**Objective**:
Reproduce the listing word for word. Skip any image.

Records from a data source
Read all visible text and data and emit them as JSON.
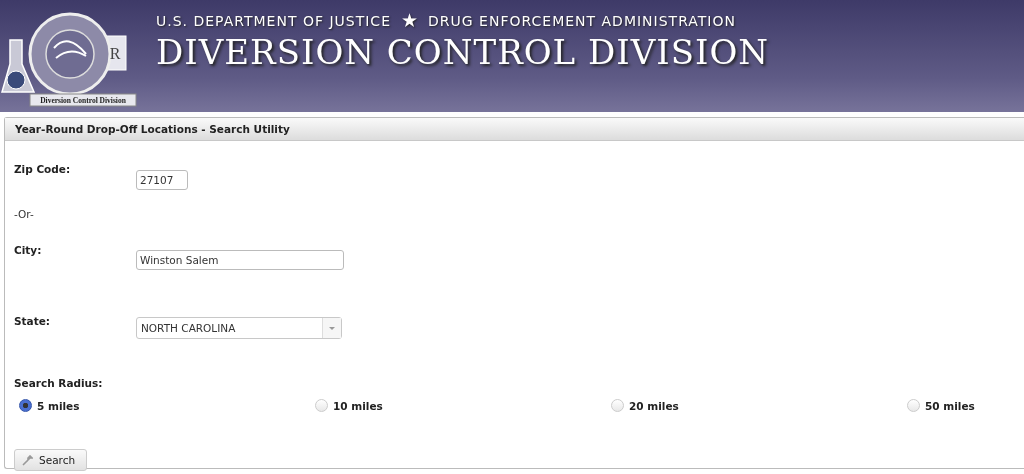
{
  "header": {
    "seal": {
      "mark": "R",
      "banner": "Diversion Control Division"
    },
    "department": "U.S. DEPARTMENT OF JUSTICE",
    "separator": "★",
    "agency": "DRUG ENFORCEMENT ADMINISTRATION",
    "division": "DIVERSION CONTROL DIVISION"
  },
  "panel": {
    "title": "Year-Round Drop-Off Locations - Search Utility"
  },
  "zip": {
    "label": "Zip Code:",
    "value": "27107"
  },
  "or_text": "-Or-",
  "city": {
    "label": "City:",
    "value": "Winston Salem"
  },
  "state": {
    "label": "State:",
    "value": "NORTH CAROLINA"
  },
  "radius": {
    "label": "Search Radius:",
    "options": [
      {
        "label": "5 miles",
        "selected": true
      },
      {
        "label": "10 miles",
        "selected": false
      },
      {
        "label": "20 miles",
        "selected": false
      },
      {
        "label": "50 miles",
        "selected": false
      }
    ]
  },
  "search_button": {
    "label": "Search"
  }
}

**Expected output**:
Read all visible text and data and emit them as JSON.
{
  "header": {
    "seal": {
      "mark": "R",
      "banner": "Diversion Control Division"
    },
    "department": "U.S. DEPARTMENT OF JUSTICE",
    "separator": "★",
    "agency": "DRUG ENFORCEMENT ADMINISTRATION",
    "division": "DIVERSION CONTROL DIVISION"
  },
  "panel": {
    "title": "Year-Round Drop-Off Locations - Search Utility"
  },
  "zip": {
    "label": "Zip Code:",
    "value": "27107"
  },
  "or_text": "-Or-",
  "city": {
    "label": "City:",
    "value": "Winston Salem"
  },
  "state": {
    "label": "State:",
    "value": "NORTH CAROLINA"
  },
  "radius": {
    "label": "Search Radius:",
    "options": [
      {
        "label": "5 miles",
        "selected": true
      },
      {
        "label": "10 miles",
        "selected": false
      },
      {
        "label": "20 miles",
        "selected": false
      },
      {
        "label": "50 miles",
        "selected": false
      }
    ]
  },
  "search_button": {
    "label": "Search"
  }
}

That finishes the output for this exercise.